[Dataset records]
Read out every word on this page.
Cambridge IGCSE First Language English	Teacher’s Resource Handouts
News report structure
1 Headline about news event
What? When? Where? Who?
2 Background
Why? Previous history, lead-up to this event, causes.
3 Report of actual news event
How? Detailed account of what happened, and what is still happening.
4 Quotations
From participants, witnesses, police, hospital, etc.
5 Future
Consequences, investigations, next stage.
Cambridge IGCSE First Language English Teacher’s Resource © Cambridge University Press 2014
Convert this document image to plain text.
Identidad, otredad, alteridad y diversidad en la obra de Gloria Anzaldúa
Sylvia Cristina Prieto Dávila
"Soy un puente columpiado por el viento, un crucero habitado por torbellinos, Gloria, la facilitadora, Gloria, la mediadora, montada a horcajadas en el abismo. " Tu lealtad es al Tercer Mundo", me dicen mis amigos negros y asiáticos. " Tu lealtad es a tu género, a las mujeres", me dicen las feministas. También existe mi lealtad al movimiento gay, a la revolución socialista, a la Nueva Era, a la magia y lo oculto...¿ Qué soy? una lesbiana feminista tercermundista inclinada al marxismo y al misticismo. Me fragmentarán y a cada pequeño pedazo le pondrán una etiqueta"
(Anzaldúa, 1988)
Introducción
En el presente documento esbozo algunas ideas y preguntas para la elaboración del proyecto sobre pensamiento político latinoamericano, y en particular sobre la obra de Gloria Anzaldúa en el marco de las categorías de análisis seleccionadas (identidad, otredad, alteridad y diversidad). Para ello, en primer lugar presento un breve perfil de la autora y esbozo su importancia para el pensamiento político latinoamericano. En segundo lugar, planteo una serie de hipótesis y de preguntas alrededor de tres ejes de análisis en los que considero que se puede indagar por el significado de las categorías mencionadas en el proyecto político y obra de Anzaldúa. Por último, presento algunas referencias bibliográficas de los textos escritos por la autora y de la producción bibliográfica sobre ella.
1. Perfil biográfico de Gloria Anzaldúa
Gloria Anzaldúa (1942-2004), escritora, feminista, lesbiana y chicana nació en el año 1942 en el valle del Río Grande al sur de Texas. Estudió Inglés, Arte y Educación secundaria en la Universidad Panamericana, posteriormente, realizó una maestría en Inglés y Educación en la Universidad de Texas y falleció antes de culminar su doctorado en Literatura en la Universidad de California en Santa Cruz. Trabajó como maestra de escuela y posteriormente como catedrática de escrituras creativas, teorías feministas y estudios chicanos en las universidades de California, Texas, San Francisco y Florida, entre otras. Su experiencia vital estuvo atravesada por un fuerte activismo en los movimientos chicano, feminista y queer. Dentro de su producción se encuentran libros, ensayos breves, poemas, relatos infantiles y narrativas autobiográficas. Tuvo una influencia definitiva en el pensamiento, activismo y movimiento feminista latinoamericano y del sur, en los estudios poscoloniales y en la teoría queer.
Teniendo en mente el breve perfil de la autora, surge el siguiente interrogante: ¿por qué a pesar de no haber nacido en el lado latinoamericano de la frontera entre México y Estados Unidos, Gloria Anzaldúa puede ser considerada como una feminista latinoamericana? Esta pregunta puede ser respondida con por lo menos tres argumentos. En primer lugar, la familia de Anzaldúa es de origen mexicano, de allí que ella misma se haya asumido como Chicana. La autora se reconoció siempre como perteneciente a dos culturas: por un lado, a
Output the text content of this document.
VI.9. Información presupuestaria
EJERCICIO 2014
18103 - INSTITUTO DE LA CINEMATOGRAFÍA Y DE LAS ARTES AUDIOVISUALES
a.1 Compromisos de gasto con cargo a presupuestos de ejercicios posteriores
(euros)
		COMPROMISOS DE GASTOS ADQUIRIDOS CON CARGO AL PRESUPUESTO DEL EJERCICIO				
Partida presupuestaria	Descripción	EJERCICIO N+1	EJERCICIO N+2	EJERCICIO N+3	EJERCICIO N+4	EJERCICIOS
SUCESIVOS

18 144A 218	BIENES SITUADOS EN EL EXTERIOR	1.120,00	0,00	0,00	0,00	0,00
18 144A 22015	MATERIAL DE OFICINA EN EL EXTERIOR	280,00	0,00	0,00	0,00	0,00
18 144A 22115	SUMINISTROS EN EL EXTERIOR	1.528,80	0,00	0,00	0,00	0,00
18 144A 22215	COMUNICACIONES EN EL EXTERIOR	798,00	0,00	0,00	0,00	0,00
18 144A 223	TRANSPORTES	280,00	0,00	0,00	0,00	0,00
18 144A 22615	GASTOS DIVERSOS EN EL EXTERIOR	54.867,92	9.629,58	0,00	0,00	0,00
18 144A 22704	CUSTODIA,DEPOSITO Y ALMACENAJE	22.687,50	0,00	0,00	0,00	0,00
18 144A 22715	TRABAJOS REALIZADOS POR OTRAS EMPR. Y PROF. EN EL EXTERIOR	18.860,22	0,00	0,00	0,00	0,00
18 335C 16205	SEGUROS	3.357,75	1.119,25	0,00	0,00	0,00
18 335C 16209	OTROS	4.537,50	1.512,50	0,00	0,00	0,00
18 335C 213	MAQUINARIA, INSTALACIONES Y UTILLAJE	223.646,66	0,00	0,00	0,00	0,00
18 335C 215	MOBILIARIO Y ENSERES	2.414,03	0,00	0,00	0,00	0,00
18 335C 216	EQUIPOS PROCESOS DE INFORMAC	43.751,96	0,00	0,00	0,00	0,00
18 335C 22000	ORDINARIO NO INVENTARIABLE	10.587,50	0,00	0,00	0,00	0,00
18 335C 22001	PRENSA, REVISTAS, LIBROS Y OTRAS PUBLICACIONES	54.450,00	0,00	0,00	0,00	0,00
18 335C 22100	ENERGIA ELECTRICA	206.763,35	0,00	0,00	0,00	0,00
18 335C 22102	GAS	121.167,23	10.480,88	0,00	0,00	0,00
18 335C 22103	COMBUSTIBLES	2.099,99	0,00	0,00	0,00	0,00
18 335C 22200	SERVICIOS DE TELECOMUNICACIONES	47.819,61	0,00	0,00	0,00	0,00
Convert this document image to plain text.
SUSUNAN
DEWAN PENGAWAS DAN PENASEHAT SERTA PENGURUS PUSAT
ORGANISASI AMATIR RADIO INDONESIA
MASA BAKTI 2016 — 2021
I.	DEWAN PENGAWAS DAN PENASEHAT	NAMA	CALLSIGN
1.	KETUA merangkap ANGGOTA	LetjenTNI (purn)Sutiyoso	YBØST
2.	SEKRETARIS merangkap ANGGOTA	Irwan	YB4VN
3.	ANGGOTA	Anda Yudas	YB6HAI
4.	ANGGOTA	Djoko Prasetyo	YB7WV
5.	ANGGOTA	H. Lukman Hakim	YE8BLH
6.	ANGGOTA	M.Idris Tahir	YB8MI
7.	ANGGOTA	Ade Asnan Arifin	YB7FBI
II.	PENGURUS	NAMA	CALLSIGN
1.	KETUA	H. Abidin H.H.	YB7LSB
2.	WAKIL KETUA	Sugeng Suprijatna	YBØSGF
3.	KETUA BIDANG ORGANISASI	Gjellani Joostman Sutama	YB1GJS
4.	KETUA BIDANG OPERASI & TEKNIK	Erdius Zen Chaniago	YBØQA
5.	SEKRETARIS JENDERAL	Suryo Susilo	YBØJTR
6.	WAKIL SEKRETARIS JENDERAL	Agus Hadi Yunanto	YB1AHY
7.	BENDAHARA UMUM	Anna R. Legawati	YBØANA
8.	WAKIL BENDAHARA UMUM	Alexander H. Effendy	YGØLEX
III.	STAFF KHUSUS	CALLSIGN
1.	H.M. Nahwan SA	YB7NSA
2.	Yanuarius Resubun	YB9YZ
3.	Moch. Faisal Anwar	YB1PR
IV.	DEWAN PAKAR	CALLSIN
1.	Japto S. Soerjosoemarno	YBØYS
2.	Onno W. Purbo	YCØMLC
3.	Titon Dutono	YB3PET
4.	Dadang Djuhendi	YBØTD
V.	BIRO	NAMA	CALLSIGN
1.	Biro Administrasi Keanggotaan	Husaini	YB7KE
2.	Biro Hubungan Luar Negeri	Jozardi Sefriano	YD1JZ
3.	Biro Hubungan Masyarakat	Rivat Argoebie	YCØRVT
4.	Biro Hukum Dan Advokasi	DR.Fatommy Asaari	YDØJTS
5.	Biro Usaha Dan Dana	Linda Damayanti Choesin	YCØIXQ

[Task requirements]
From the listing above, report the number of lines containing the string "English", without any accompanying remarks.

[The solution]
2